What to produce - Output each entry that follows exactly. Images stay out.

▬▬▬

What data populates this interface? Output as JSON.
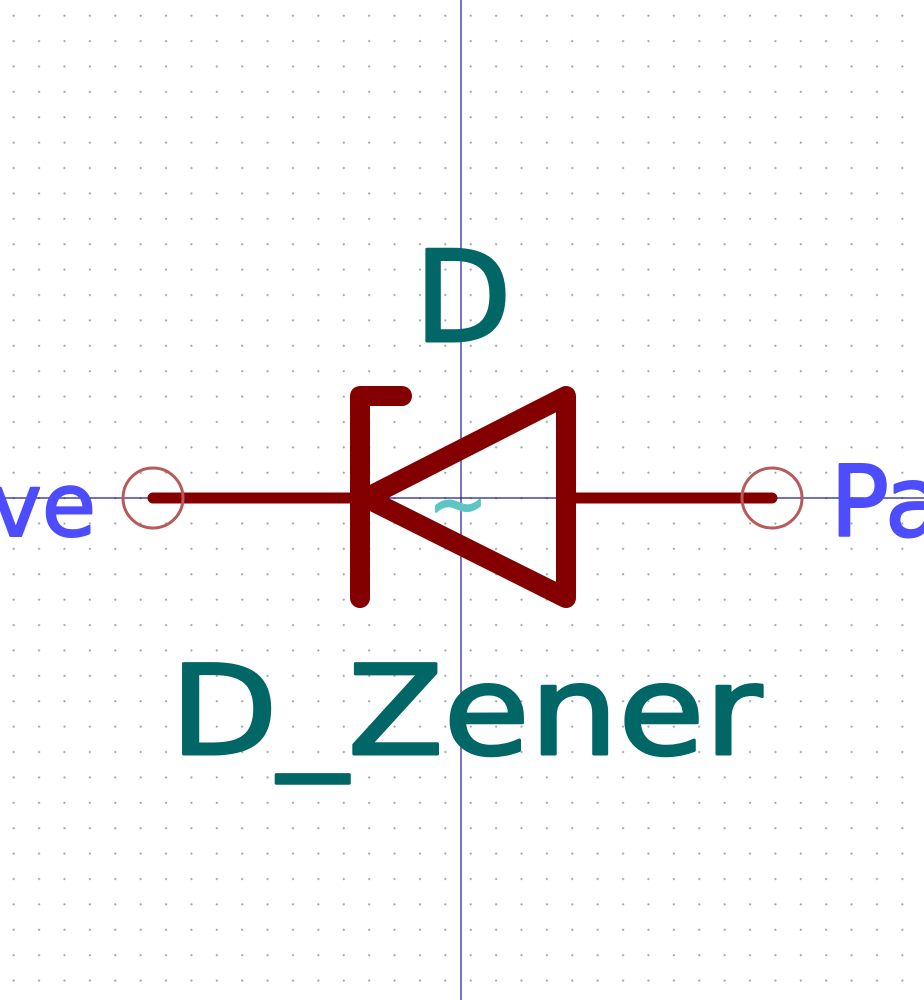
{
  "symbol": {
    "reference": "D",
    "value": "D_Zener",
    "ac_marker": "~"
  },
  "pins": {
    "left": {
      "name_fragment": "ve"
    },
    "right": {
      "name_fragment": "Pa"
    }
  },
  "colors": {
    "background": "#ffffff",
    "grid_dot": "#a6a6a6",
    "axis": "#1a1aa0",
    "body": "#840000",
    "pin_end_circle": "#b85a5a",
    "field_text": "#006666",
    "pin_name": "#4d4dff",
    "ac_marker": "#5fc4c4"
  }
}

▬▬▬

Output below -
What data populates this interface? Output as JSON.
{
  "symbol": {
    "reference": "D",
    "value": "D_Zener",
    "ac_marker": "~"
  },
  "pins": {
    "left": {
      "name_fragment": "ve"
    },
    "right": {
      "name_fragment": "Pa"
    }
  },
  "colors": {
    "background": "#ffffff",
    "grid_dot": "#a6a6a6",
    "axis": "#1a1aa0",
    "body": "#840000",
    "pin_end_circle": "#b85a5a",
    "field_text": "#006666",
    "pin_name": "#4d4dff",
    "ac_marker": "#5fc4c4"
  }
}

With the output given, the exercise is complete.